Collected data entries
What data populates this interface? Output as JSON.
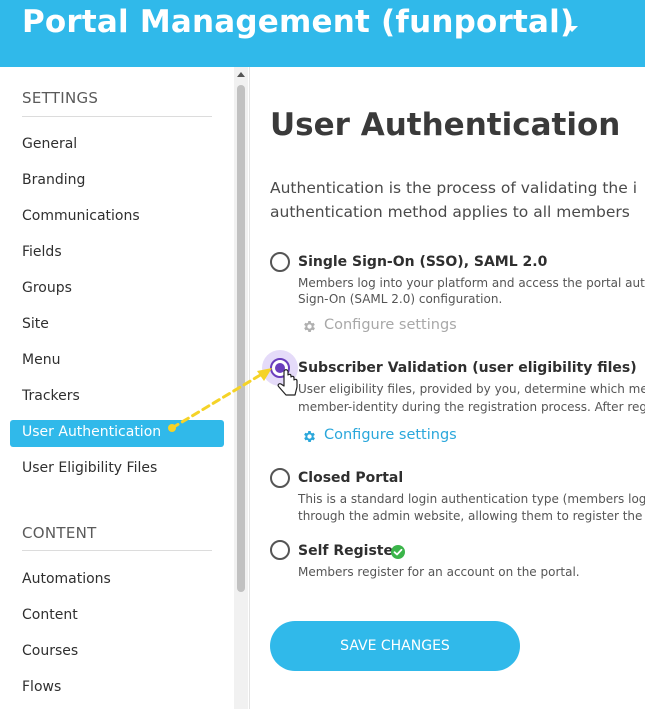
{
  "header": {
    "title": "Portal Management (funportal)",
    "icon": "chevron-down-icon",
    "background_color": "#30b9ea"
  },
  "sidebar": {
    "settings_title": "SETTINGS",
    "settings_items": [
      {
        "label": "General"
      },
      {
        "label": "Branding"
      },
      {
        "label": "Communications"
      },
      {
        "label": "Fields"
      },
      {
        "label": "Groups"
      },
      {
        "label": "Site"
      },
      {
        "label": "Menu"
      },
      {
        "label": "Trackers"
      },
      {
        "label": "User Authentication",
        "active": true
      },
      {
        "label": "User Eligibility Files"
      }
    ],
    "content_title": "CONTENT",
    "content_items": [
      {
        "label": "Automations"
      },
      {
        "label": "Content"
      },
      {
        "label": "Courses"
      },
      {
        "label": "Flows"
      }
    ]
  },
  "main": {
    "title": "User Authentication",
    "intro_line1": "Authentication is the process of validating the i",
    "intro_line2": "authentication method applies to all members",
    "options": [
      {
        "label": "Single Sign-On (SSO), SAML 2.0",
        "desc1": "Members log into your platform and access the portal auto",
        "desc2": "Sign-On (SAML 2.0) configuration.",
        "configure_label": "Configure settings",
        "configure_enabled": false,
        "selected": false
      },
      {
        "label": "Subscriber Validation (user eligibility files)",
        "desc1": "User eligibility files, provided by you, determine which me",
        "desc2": "member-identity during the registration process. After reg",
        "configure_label": "Configure settings",
        "configure_enabled": true,
        "selected": true
      },
      {
        "label": "Closed Portal",
        "desc1": "This is a standard login authentication type (members log",
        "desc2": "through the admin website, allowing them to register the",
        "selected": false
      },
      {
        "label": "Self Register",
        "desc1": "Members register for an account on the portal.",
        "badge_icon": "check-circle-icon",
        "selected": false
      }
    ],
    "save_label": "SAVE CHANGES"
  },
  "colors": {
    "accent": "#30b9ea",
    "radio_selected": "#6a3dbd",
    "check_green": "#3bb54a",
    "annotation_arrow": "#f5d327"
  }
}
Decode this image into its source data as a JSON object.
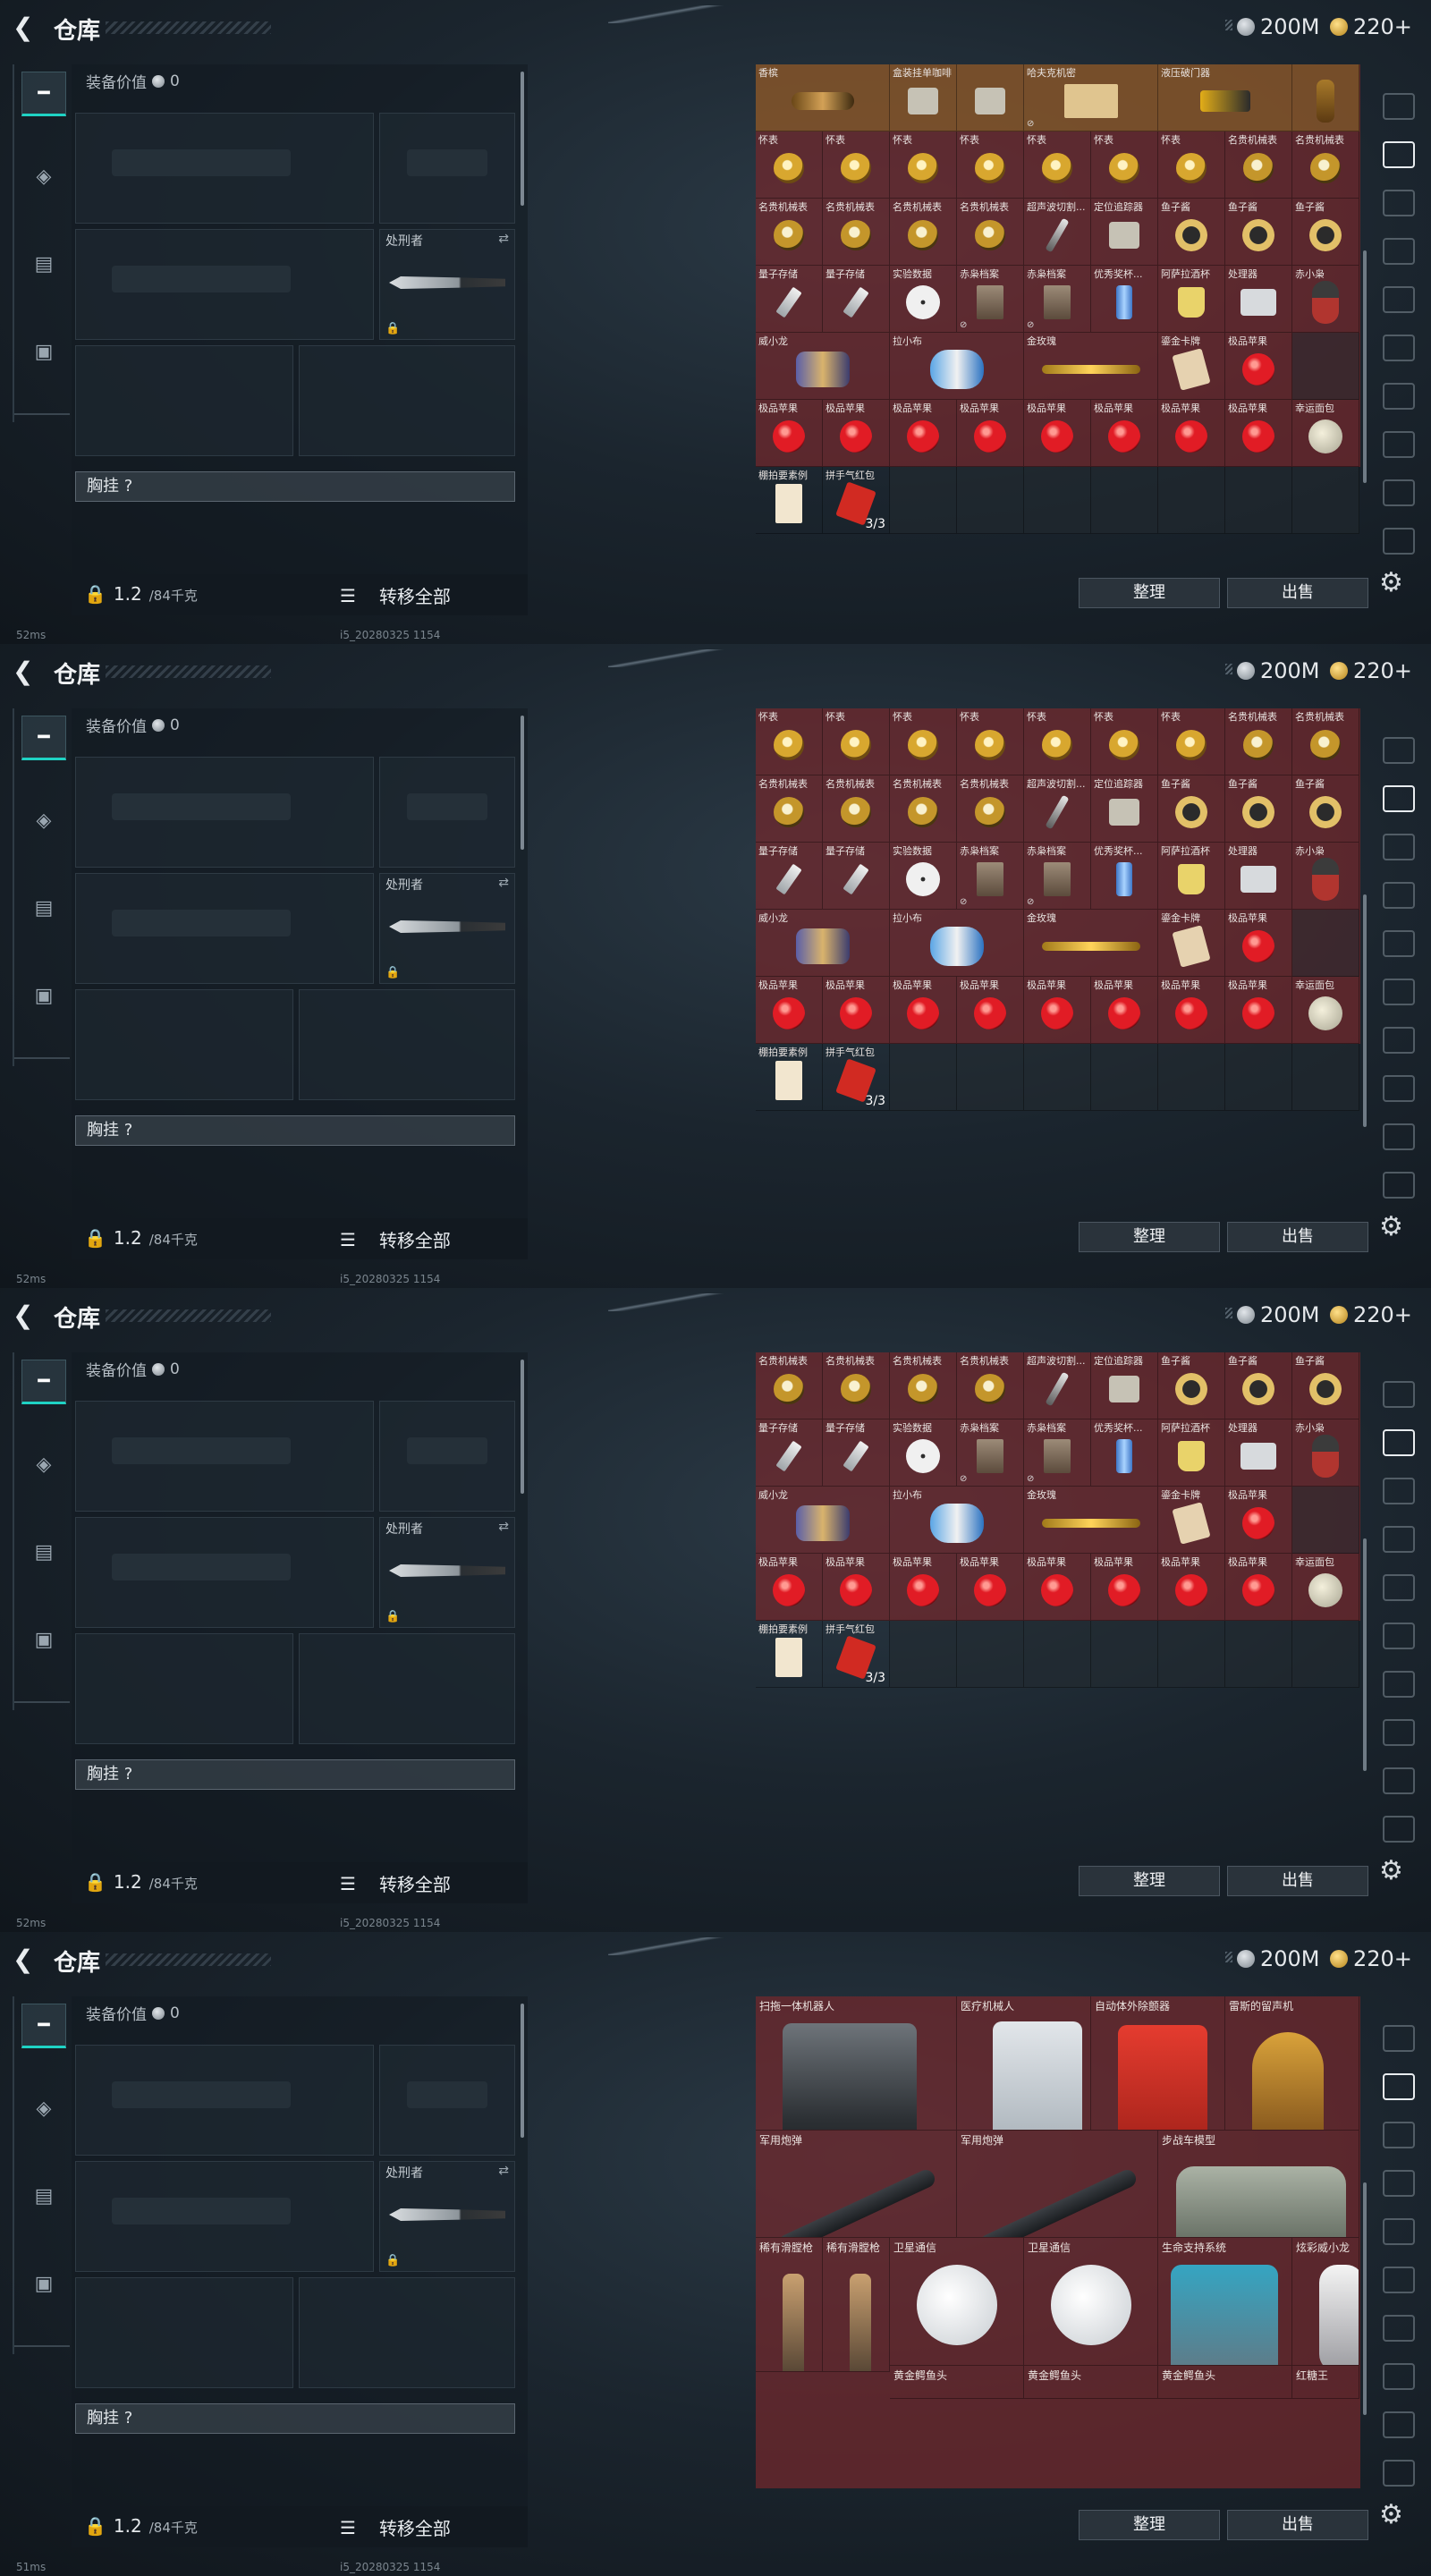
{
  "header": {
    "back_icon": "back-arrow-icon",
    "title": "仓库",
    "currency_silver": "200M",
    "currency_gold": "220+"
  },
  "left": {
    "equip_value_label": "装备价值",
    "equip_value": "0",
    "sidearm_slot_label": "处刑者",
    "chest_label": "胸挂 ?",
    "weight": "1.2",
    "weight_cap": "/84千克",
    "transfer_all": "转移全部"
  },
  "status": {
    "ping_1": "52ms",
    "ping_2": "52ms",
    "ping_3": "52ms",
    "ping_4": "51ms",
    "build": "i5_20280325 1154"
  },
  "buttons": {
    "sort": "整理",
    "sell": "出售"
  },
  "inventory_rows": [
    [
      {
        "n": "香槟",
        "i": "bottle",
        "w": 2
      },
      {
        "n": "盒装挂单咖啡",
        "i": "box",
        "w": 1
      },
      {
        "n": "",
        "i": "box",
        "w": 1
      },
      {
        "n": "哈夫克机密",
        "i": "mapp",
        "w": 2,
        "lock": true
      },
      {
        "n": "液压破门器",
        "i": "flash",
        "w": 2
      },
      {
        "n": "",
        "i": "vase",
        "w": 1
      }
    ],
    [
      {
        "n": "怀表",
        "i": "watch"
      },
      {
        "n": "怀表",
        "i": "watch"
      },
      {
        "n": "怀表",
        "i": "watch"
      },
      {
        "n": "怀表",
        "i": "watch"
      },
      {
        "n": "怀表",
        "i": "watch"
      },
      {
        "n": "怀表",
        "i": "watch"
      },
      {
        "n": "怀表",
        "i": "watch"
      },
      {
        "n": "名贵机械表",
        "i": "gwatch"
      },
      {
        "n": "名贵机械表",
        "i": "gwatch"
      }
    ],
    [
      {
        "n": "名贵机械表",
        "i": "gwatch"
      },
      {
        "n": "名贵机械表",
        "i": "gwatch"
      },
      {
        "n": "名贵机械表",
        "i": "gwatch"
      },
      {
        "n": "名贵机械表",
        "i": "gwatch"
      },
      {
        "n": "超声波切割...",
        "i": "pen"
      },
      {
        "n": "定位追踪器",
        "i": "box"
      },
      {
        "n": "鱼子酱",
        "i": "ring"
      },
      {
        "n": "鱼子酱",
        "i": "ring"
      },
      {
        "n": "鱼子酱",
        "i": "ring"
      }
    ],
    [
      {
        "n": "量子存储",
        "i": "usb"
      },
      {
        "n": "量子存储",
        "i": "usb"
      },
      {
        "n": "实验数据",
        "i": "disc"
      },
      {
        "n": "赤枭档案",
        "i": "file",
        "lock": true
      },
      {
        "n": "赤枭档案",
        "i": "file",
        "lock": true
      },
      {
        "n": "优秀奖杯...",
        "i": "can"
      },
      {
        "n": "阿萨拉酒杯",
        "i": "cup"
      },
      {
        "n": "处理器",
        "i": "cam"
      },
      {
        "n": "赤小枭",
        "i": "doll"
      }
    ],
    [
      {
        "n": "威小龙",
        "i": "dragon",
        "w": 2
      },
      {
        "n": "拉小布",
        "i": "blue",
        "w": 2
      },
      {
        "n": "金玫瑰",
        "i": "rose",
        "w": 2
      },
      {
        "n": "鎏金卡牌",
        "i": "card",
        "w": 1
      },
      {
        "n": "极品苹果",
        "i": "apple",
        "w": 1
      },
      {
        "n": "",
        "i": "",
        "w": 1
      }
    ],
    [
      {
        "n": "极品苹果",
        "i": "apple"
      },
      {
        "n": "极品苹果",
        "i": "apple"
      },
      {
        "n": "极品苹果",
        "i": "apple"
      },
      {
        "n": "极品苹果",
        "i": "apple"
      },
      {
        "n": "极品苹果",
        "i": "apple"
      },
      {
        "n": "极品苹果",
        "i": "apple"
      },
      {
        "n": "极品苹果",
        "i": "apple"
      },
      {
        "n": "极品苹果",
        "i": "apple"
      },
      {
        "n": "幸运面包",
        "i": "moon"
      }
    ],
    [
      {
        "n": "棚拍要素例",
        "i": "note"
      },
      {
        "n": "拼手气红包",
        "i": "red",
        "qty": "3/3"
      }
    ]
  ],
  "big_items": [
    {
      "n": "扫拖一体机器人",
      "i": "robot",
      "c": 0,
      "r": 0,
      "w": 3,
      "h": 2
    },
    {
      "n": "医疗机械人",
      "i": "med",
      "c": 3,
      "r": 0,
      "w": 2,
      "h": 2
    },
    {
      "n": "自动体外除颤器",
      "i": "aed",
      "c": 5,
      "r": 0,
      "w": 2,
      "h": 2
    },
    {
      "n": "雷斯的留声机",
      "i": "gram",
      "c": 7,
      "r": 0,
      "w": 2,
      "h": 2
    },
    {
      "n": "军用炮弹",
      "i": "missile",
      "c": 0,
      "r": 2,
      "w": 3,
      "h": 1.6
    },
    {
      "n": "军用炮弹",
      "i": "missile",
      "c": 3,
      "r": 2,
      "w": 3,
      "h": 1.6
    },
    {
      "n": "步战车模型",
      "i": "tank",
      "c": 6,
      "r": 2,
      "w": 3,
      "h": 1.6
    },
    {
      "n": "稀有滑膛枪",
      "i": "pistol",
      "c": 0,
      "r": 3.6,
      "w": 1,
      "h": 2
    },
    {
      "n": "稀有滑膛枪",
      "i": "pistol",
      "c": 1,
      "r": 3.6,
      "w": 1,
      "h": 2
    },
    {
      "n": "卫星通信",
      "i": "dish",
      "c": 2,
      "r": 3.6,
      "w": 2,
      "h": 1.9
    },
    {
      "n": "卫星通信",
      "i": "dish",
      "c": 4,
      "r": 3.6,
      "w": 2,
      "h": 1.9
    },
    {
      "n": "生命支持系统",
      "i": "engine",
      "c": 6,
      "r": 3.6,
      "w": 2,
      "h": 1.9
    },
    {
      "n": "炫彩威小龙",
      "i": "figure",
      "c": 8,
      "r": 3.6,
      "w": 1,
      "h": 1.9
    },
    {
      "n": "黄金鳄鱼头",
      "i": "",
      "c": 2,
      "r": 5.5,
      "w": 2,
      "h": 0.5
    },
    {
      "n": "黄金鳄鱼头",
      "i": "",
      "c": 4,
      "r": 5.5,
      "w": 2,
      "h": 0.5
    },
    {
      "n": "黄金鳄鱼头",
      "i": "",
      "c": 6,
      "r": 5.5,
      "w": 2,
      "h": 0.5
    },
    {
      "n": "红糖王",
      "i": "",
      "c": 8,
      "r": 5.5,
      "w": 1,
      "h": 0.5
    }
  ]
}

Goal
Reproduce every line from the entries that holds the word "icon".

Output of the task
    "icon": "chevron-down-icon",
        "badge_icon": "check-circle-icon",
    "back_icon": "back-arrow-icon",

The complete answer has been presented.